## INSTRUCTION
Copy out the lines that have "человека" in them.

········

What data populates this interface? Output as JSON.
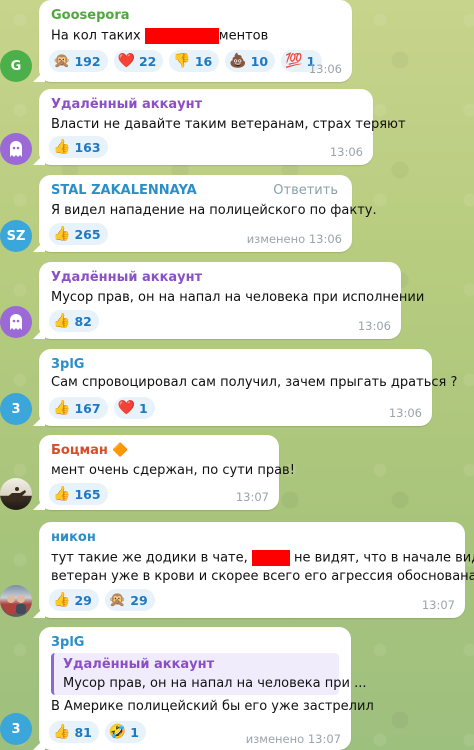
{
  "messages": [
    {
      "author": "Goosepora",
      "author_color": "#4fa83d",
      "text_before": "На кол таких ",
      "text_after": "ментов",
      "time": "13:06",
      "avatar_letter": "G",
      "avatar_color": "#4cb04a",
      "reactions": [
        {
          "icon": "monkey-icon",
          "emoji": "🙊",
          "count": "192"
        },
        {
          "icon": "heart-icon",
          "emoji": "❤️",
          "count": "22"
        },
        {
          "icon": "thumbs-down-icon",
          "emoji": "👎",
          "count": "16"
        },
        {
          "icon": "poop-icon",
          "emoji": "💩",
          "count": "10"
        },
        {
          "icon": "hundred-icon",
          "emoji": "💯",
          "count": "1"
        }
      ]
    },
    {
      "author": "Удалённый аккаунт",
      "author_color": "#8b4fc7",
      "text": "Власти не давайте таким ветеранам, страх теряют",
      "time": "13:06",
      "avatar_color": "#9b6ad6",
      "reactions": [
        {
          "icon": "thumbs-up-icon",
          "emoji": "👍",
          "count": "163"
        }
      ]
    },
    {
      "author": "STAL ZAKALENNAYA",
      "author_color": "#2a8fc6",
      "reply_label": "Ответить",
      "text": "Я видел нападение на полицейского по факту.",
      "time": "изменено 13:06",
      "avatar_letter": "SZ",
      "avatar_color": "#3aa6d9",
      "reactions": [
        {
          "icon": "thumbs-up-icon",
          "emoji": "👍",
          "count": "265"
        }
      ]
    },
    {
      "author": "Удалённый аккаунт",
      "author_color": "#8b4fc7",
      "text": "Мусор прав, он на напал на человека при исполнении",
      "time": "13:06",
      "avatar_color": "#9b6ad6",
      "reactions": [
        {
          "icon": "thumbs-up-icon",
          "emoji": "👍",
          "count": "82"
        }
      ]
    },
    {
      "author": "3plG",
      "author_color": "#2a8fc6",
      "text": "Сам спровоцировал сам получил, зачем прыгать драться ?",
      "time": "13:06",
      "avatar_letter": "3",
      "avatar_color": "#3aa6d9",
      "reactions": [
        {
          "icon": "thumbs-up-icon",
          "emoji": "👍",
          "count": "167"
        },
        {
          "icon": "heart-icon",
          "emoji": "❤️",
          "count": "1"
        }
      ]
    },
    {
      "author": "Боцман",
      "author_badge": "🔶",
      "author_color": "#d4502c",
      "text": "мент очень сдержан, по сути прав!",
      "time": "13:07",
      "reactions": [
        {
          "icon": "thumbs-up-icon",
          "emoji": "👍",
          "count": "165"
        }
      ]
    },
    {
      "author": "никон",
      "author_color": "#2a8fc6",
      "text_line1_before": "тут такие же додики в чате, ",
      "text_line1_after": " не видят, что в начале видео",
      "text_line2": "ветеран уже в крови и скорее всего его агрессия обоснована.",
      "time": "13:07",
      "reactions": [
        {
          "icon": "thumbs-up-icon",
          "emoji": "👍",
          "count": "29"
        },
        {
          "icon": "monkey-icon",
          "emoji": "🙊",
          "count": "29"
        }
      ]
    },
    {
      "author": "3plG",
      "author_color": "#2a8fc6",
      "quote_author": "Удалённый аккаунт",
      "quote_text": "Мусор прав, он на напал на человека при ...",
      "text": "В Америке полицейский бы его уже застрелил",
      "time": "изменено 13:07",
      "avatar_letter": "3",
      "avatar_color": "#3aa6d9",
      "reactions": [
        {
          "icon": "thumbs-up-icon",
          "emoji": "👍",
          "count": "81"
        },
        {
          "icon": "rofl-icon",
          "emoji": "🤣",
          "count": "1"
        }
      ]
    }
  ]
}
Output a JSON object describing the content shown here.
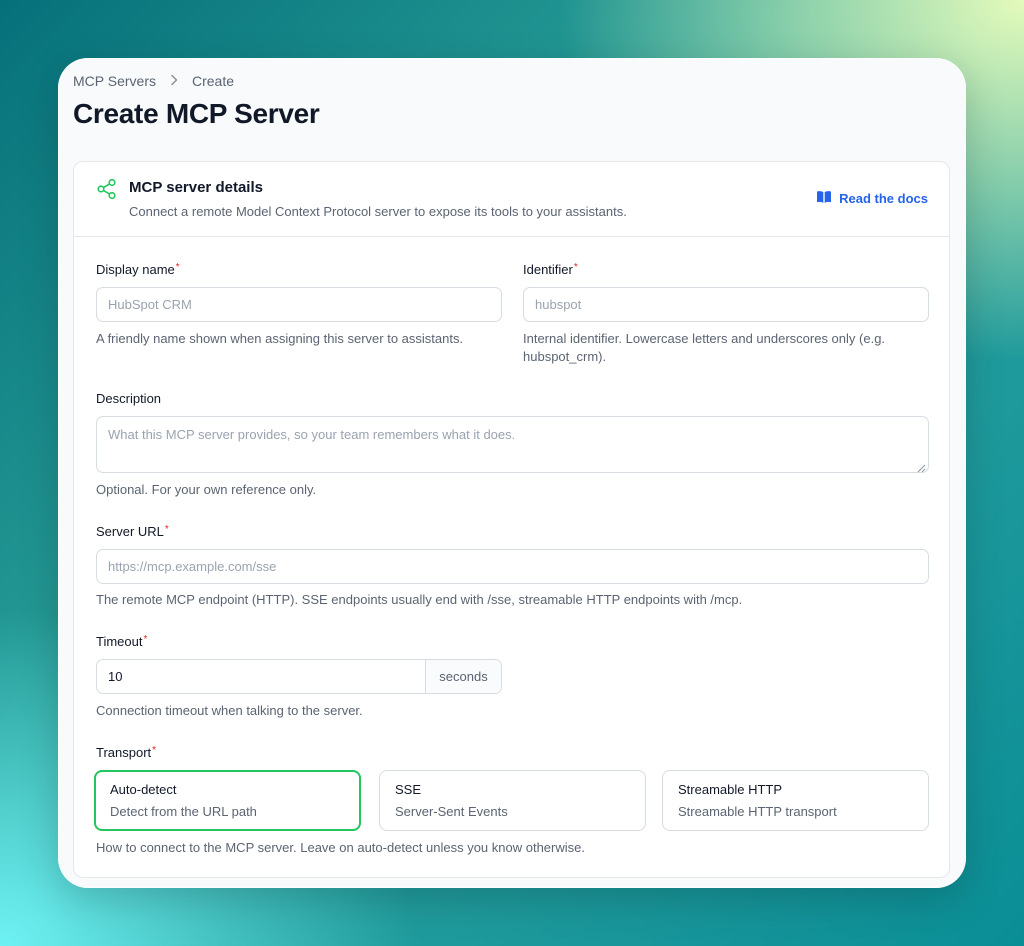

········

## SOLUTION TO THE EXERCISE
      "text": "Мусор прав, он на напал на человека при исполнении",
      "quote_text": "Мусор прав, он на напал на человека при ...",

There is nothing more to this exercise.